▶ **PROBLEM**
The records should be written out in full, with nothing altered.

== == ==

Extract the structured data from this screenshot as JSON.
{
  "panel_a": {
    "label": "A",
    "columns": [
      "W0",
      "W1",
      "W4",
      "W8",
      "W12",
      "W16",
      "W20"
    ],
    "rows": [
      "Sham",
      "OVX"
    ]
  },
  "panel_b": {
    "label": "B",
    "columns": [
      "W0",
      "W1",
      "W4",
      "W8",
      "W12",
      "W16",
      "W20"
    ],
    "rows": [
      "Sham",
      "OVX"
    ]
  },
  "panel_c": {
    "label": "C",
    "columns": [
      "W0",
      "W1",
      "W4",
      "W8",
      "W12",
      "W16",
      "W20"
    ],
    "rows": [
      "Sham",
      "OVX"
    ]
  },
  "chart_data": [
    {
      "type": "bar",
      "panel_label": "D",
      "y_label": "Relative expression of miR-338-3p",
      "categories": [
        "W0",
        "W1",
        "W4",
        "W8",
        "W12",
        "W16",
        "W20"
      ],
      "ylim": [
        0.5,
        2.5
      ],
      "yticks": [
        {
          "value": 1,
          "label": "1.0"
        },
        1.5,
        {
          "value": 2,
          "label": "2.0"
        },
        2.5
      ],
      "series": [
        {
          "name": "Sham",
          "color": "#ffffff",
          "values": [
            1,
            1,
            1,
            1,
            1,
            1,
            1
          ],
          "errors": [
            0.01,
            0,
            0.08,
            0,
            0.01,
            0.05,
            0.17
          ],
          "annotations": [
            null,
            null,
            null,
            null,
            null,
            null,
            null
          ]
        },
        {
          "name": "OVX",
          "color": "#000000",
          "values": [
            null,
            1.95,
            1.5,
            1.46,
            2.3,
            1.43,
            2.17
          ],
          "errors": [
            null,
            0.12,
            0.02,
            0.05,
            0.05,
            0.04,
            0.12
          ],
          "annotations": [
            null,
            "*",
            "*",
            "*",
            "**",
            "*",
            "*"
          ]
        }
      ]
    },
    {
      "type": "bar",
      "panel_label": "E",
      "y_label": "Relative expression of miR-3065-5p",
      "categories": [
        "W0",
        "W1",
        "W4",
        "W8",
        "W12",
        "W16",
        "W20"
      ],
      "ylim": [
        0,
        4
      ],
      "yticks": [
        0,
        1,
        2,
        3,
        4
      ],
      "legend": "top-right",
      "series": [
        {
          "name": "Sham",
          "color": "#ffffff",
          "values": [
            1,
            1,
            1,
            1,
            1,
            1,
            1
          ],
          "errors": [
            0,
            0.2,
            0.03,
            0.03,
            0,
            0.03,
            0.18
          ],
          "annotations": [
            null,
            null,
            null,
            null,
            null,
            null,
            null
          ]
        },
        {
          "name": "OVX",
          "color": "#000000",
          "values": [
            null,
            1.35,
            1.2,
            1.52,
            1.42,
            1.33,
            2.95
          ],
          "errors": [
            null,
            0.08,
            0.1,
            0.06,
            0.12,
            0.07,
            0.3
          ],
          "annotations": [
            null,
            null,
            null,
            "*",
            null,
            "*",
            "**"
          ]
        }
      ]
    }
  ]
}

== == ==

▶ **FINAL ANSWER**
Extract the structured data from this screenshot as JSON.
{
  "panel_a": {
    "label": "A",
    "columns": [
      "W0",
      "W1",
      "W4",
      "W8",
      "W12",
      "W16",
      "W20"
    ],
    "rows": [
      "Sham",
      "OVX"
    ]
  },
  "panel_b": {
    "label": "B",
    "columns": [
      "W0",
      "W1",
      "W4",
      "W8",
      "W12",
      "W16",
      "W20"
    ],
    "rows": [
      "Sham",
      "OVX"
    ]
  },
  "panel_c": {
    "label": "C",
    "columns": [
      "W0",
      "W1",
      "W4",
      "W8",
      "W12",
      "W16",
      "W20"
    ],
    "rows": [
      "Sham",
      "OVX"
    ]
  },
  "chart_data": [
    {
      "type": "bar",
      "panel_label": "D",
      "y_label": "Relative expression of miR-338-3p",
      "categories": [
        "W0",
        "W1",
        "W4",
        "W8",
        "W12",
        "W16",
        "W20"
      ],
      "ylim": [
        0.5,
        2.5
      ],
      "yticks": [
        {
          "value": 1,
          "label": "1.0"
        },
        1.5,
        {
          "value": 2,
          "label": "2.0"
        },
        2.5
      ],
      "series": [
        {
          "name": "Sham",
          "color": "#ffffff",
          "values": [
            1,
            1,
            1,
            1,
            1,
            1,
            1
          ],
          "errors": [
            0.01,
            0,
            0.08,
            0,
            0.01,
            0.05,
            0.17
          ],
          "annotations": [
            null,
            null,
            null,
            null,
            null,
            null,
            null
          ]
        },
        {
          "name": "OVX",
          "color": "#000000",
          "values": [
            null,
            1.95,
            1.5,
            1.46,
            2.3,
            1.43,
            2.17
          ],
          "errors": [
            null,
            0.12,
            0.02,
            0.05,
            0.05,
            0.04,
            0.12
          ],
          "annotations": [
            null,
            "*",
            "*",
            "*",
            "**",
            "*",
            "*"
          ]
        }
      ]
    },
    {
      "type": "bar",
      "panel_label": "E",
      "y_label": "Relative expression of miR-3065-5p",
      "categories": [
        "W0",
        "W1",
        "W4",
        "W8",
        "W12",
        "W16",
        "W20"
      ],
      "ylim": [
        0,
        4
      ],
      "yticks": [
        0,
        1,
        2,
        3,
        4
      ],
      "legend": "top-right",
      "series": [
        {
          "name": "Sham",
          "color": "#ffffff",
          "values": [
            1,
            1,
            1,
            1,
            1,
            1,
            1
          ],
          "errors": [
            0,
            0.2,
            0.03,
            0.03,
            0,
            0.03,
            0.18
          ],
          "annotations": [
            null,
            null,
            null,
            null,
            null,
            null,
            null
          ]
        },
        {
          "name": "OVX",
          "color": "#000000",
          "values": [
            null,
            1.35,
            1.2,
            1.52,
            1.42,
            1.33,
            2.95
          ],
          "errors": [
            null,
            0.08,
            0.1,
            0.06,
            0.12,
            0.07,
            0.3
          ],
          "annotations": [
            null,
            null,
            null,
            "*",
            null,
            "*",
            "**"
          ]
        }
      ]
    }
  ]
}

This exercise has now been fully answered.